*WHAT IS ASKED*. Give the number of lines in this listing that contain the word "Underfoot", and nothing else.

*Stored records*.
** Start **
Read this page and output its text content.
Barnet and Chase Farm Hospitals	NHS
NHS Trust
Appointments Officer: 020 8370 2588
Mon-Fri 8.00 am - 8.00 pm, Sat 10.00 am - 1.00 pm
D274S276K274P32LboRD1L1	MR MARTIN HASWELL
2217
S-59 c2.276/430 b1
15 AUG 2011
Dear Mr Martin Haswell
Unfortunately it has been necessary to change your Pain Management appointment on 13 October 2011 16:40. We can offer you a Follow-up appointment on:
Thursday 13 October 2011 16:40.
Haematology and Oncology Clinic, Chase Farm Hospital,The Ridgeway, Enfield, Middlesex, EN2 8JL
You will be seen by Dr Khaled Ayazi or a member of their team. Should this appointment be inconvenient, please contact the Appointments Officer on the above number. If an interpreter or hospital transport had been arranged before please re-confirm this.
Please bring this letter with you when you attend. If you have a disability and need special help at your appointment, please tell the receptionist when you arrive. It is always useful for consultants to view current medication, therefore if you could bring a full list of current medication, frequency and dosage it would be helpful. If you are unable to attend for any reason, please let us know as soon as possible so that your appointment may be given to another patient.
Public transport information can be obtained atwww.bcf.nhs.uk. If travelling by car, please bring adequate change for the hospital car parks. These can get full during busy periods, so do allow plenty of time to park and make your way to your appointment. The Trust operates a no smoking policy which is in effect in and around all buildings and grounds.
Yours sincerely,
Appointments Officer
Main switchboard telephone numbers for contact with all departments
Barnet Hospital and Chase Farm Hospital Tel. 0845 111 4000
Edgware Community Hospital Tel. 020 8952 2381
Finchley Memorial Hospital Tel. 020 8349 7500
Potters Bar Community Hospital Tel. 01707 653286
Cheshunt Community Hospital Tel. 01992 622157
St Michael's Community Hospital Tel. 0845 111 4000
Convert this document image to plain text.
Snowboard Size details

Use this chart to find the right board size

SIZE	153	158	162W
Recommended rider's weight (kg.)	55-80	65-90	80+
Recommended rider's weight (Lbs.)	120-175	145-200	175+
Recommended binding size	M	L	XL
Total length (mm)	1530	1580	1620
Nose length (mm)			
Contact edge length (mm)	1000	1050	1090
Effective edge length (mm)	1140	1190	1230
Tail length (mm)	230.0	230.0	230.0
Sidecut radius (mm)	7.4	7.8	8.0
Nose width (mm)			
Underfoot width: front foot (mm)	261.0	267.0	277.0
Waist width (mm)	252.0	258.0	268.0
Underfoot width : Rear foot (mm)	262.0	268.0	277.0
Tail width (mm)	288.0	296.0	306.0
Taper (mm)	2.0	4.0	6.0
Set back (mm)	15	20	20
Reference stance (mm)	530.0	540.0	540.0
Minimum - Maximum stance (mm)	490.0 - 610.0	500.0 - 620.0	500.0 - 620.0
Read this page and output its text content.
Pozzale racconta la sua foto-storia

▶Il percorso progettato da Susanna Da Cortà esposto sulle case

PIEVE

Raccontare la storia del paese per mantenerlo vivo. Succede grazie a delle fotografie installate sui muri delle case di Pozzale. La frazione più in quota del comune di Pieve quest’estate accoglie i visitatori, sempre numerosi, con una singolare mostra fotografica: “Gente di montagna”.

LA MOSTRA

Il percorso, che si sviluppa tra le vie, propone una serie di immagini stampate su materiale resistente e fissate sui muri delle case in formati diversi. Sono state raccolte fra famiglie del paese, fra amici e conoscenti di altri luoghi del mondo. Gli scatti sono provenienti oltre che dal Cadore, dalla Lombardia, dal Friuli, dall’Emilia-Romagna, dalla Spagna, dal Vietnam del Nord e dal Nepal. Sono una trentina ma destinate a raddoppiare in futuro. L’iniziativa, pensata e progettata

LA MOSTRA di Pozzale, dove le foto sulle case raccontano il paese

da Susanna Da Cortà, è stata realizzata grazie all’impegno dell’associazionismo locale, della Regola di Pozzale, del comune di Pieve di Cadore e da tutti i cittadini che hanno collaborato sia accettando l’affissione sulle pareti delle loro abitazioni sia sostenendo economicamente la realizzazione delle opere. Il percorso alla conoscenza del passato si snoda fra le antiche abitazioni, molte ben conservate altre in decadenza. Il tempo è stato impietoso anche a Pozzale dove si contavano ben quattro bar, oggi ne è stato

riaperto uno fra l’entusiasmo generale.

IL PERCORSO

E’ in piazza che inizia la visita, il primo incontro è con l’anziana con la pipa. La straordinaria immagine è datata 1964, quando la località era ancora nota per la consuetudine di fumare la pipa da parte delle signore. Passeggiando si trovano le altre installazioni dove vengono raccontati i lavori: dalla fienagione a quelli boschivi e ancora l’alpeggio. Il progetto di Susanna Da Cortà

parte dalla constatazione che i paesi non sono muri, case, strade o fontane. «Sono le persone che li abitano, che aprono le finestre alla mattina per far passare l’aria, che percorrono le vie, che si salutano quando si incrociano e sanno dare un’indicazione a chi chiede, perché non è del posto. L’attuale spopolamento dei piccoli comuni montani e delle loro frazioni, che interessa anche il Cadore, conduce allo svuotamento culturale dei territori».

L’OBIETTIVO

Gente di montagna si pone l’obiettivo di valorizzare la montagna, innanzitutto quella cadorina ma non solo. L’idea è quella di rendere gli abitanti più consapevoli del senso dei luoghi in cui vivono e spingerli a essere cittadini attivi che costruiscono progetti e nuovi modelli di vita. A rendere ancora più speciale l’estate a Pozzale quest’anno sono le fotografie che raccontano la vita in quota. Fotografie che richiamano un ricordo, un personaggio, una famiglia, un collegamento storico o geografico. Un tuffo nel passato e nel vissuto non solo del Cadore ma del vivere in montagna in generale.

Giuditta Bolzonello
** End **
*PROBLEM SOLUTION*. 2